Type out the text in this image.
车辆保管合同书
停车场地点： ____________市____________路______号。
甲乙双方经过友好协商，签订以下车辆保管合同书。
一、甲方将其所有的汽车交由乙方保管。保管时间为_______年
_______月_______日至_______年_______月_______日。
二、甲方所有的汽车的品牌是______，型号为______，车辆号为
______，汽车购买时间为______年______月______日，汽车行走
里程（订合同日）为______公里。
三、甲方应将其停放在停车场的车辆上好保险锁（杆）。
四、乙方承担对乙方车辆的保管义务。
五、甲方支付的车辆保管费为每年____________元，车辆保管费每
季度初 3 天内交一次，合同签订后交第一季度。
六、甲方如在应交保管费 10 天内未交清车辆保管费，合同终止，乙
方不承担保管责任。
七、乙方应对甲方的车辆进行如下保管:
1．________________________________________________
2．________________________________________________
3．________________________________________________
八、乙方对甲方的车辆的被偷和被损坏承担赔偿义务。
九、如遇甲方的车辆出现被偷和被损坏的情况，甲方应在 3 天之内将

——

→ **Task to complete**: Return what is listed above, exactly and completely.

→ **Solution for this problem**:
Type out the text in this image.
车辆保管合同书
停车场地点： ____________市____________路______号。
甲乙双方经过友好协商，签订以下车辆保管合同书。
一、甲方将其所有的汽车交由乙方保管。保管时间为_______年
_______月_______日至_______年_______月_______日。
二、甲方所有的汽车的品牌是______，型号为______，车辆号为
______，汽车购买时间为______年______月______日，汽车行走
里程（订合同日）为______公里。
三、甲方应将其停放在停车场的车辆上好保险锁（杆）。
四、乙方承担对乙方车辆的保管义务。
五、甲方支付的车辆保管费为每年____________元，车辆保管费每
季度初 3 天内交一次，合同签订后交第一季度。
六、甲方如在应交保管费 10 天内未交清车辆保管费，合同终止，乙
方不承担保管责任。
七、乙方应对甲方的车辆进行如下保管:
1．________________________________________________
2．________________________________________________
3．________________________________________________
八、乙方对甲方的车辆的被偷和被损坏承担赔偿义务。
九、如遇甲方的车辆出现被偷和被损坏的情况，甲方应在 3 天之内将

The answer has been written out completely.